[Start INPUT]

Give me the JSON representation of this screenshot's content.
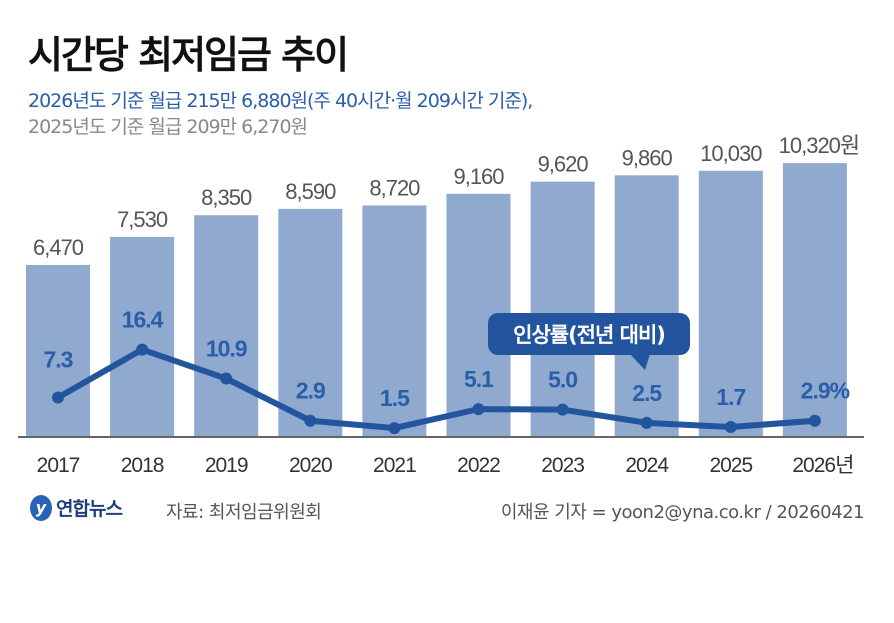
{
  "chart_data": {
    "type": "bar",
    "title": "시간당 최저임금 추이",
    "subtitle_lines": [
      "2026년도 기준 월급 215만 6,880원(주 40시간·월 209시간 기준),",
      "2025년도 기준 월급 209만 6,270원"
    ],
    "categories": [
      "2017",
      "2018",
      "2019",
      "2020",
      "2021",
      "2022",
      "2023",
      "2024",
      "2025",
      "2026년"
    ],
    "ylim": [
      0,
      11000
    ],
    "grid": false,
    "series": [
      {
        "type": "bar",
        "values": [
          6470,
          7530,
          8350,
          8590,
          8720,
          9160,
          9620,
          9860,
          10030,
          10320
        ],
        "labels": [
          "6,470",
          "7,530",
          "8,350",
          "8,590",
          "8,720",
          "9,160",
          "9,620",
          "9,860",
          "10,030",
          "10,320원"
        ],
        "color": "#8fa9cf"
      },
      {
        "type": "line",
        "name": "인상률(전년 대비)",
        "values": [
          7.3,
          16.4,
          10.9,
          2.9,
          1.5,
          5.1,
          5.0,
          2.5,
          1.7,
          2.9
        ],
        "labels": [
          "7.3",
          "16.4",
          "10.9",
          "2.9",
          "1.5",
          "5.1",
          "5.0",
          "2.5",
          "1.7",
          "2.9%"
        ],
        "color": "#23559f"
      }
    ],
    "callout": "인상률(전년 대비)"
  },
  "footer": {
    "logo": "연합뉴스",
    "source": "자료: 최저임금위원회",
    "credit": "이재윤 기자 = yoon2@yna.co.kr / 20260421"
  }
}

[End INPUT]

PROBLEM DETAILS: Retype the data above exactly; pictures are not part of the copy.

THE OUTPUT:
Give me the JSON representation of this screenshot's content.
{
  "chart_data": {
    "type": "bar",
    "title": "시간당 최저임금 추이",
    "subtitle_lines": [
      "2026년도 기준 월급 215만 6,880원(주 40시간·월 209시간 기준),",
      "2025년도 기준 월급 209만 6,270원"
    ],
    "categories": [
      "2017",
      "2018",
      "2019",
      "2020",
      "2021",
      "2022",
      "2023",
      "2024",
      "2025",
      "2026년"
    ],
    "ylim": [
      0,
      11000
    ],
    "grid": false,
    "series": [
      {
        "type": "bar",
        "values": [
          6470,
          7530,
          8350,
          8590,
          8720,
          9160,
          9620,
          9860,
          10030,
          10320
        ],
        "labels": [
          "6,470",
          "7,530",
          "8,350",
          "8,590",
          "8,720",
          "9,160",
          "9,620",
          "9,860",
          "10,030",
          "10,320원"
        ],
        "color": "#8fa9cf"
      },
      {
        "type": "line",
        "name": "인상률(전년 대비)",
        "values": [
          7.3,
          16.4,
          10.9,
          2.9,
          1.5,
          5.1,
          5.0,
          2.5,
          1.7,
          2.9
        ],
        "labels": [
          "7.3",
          "16.4",
          "10.9",
          "2.9",
          "1.5",
          "5.1",
          "5.0",
          "2.5",
          "1.7",
          "2.9%"
        ],
        "color": "#23559f"
      }
    ],
    "callout": "인상률(전년 대비)"
  },
  "footer": {
    "logo": "연합뉴스",
    "source": "자료: 최저임금위원회",
    "credit": "이재윤 기자 = yoon2@yna.co.kr / 20260421"
  }
}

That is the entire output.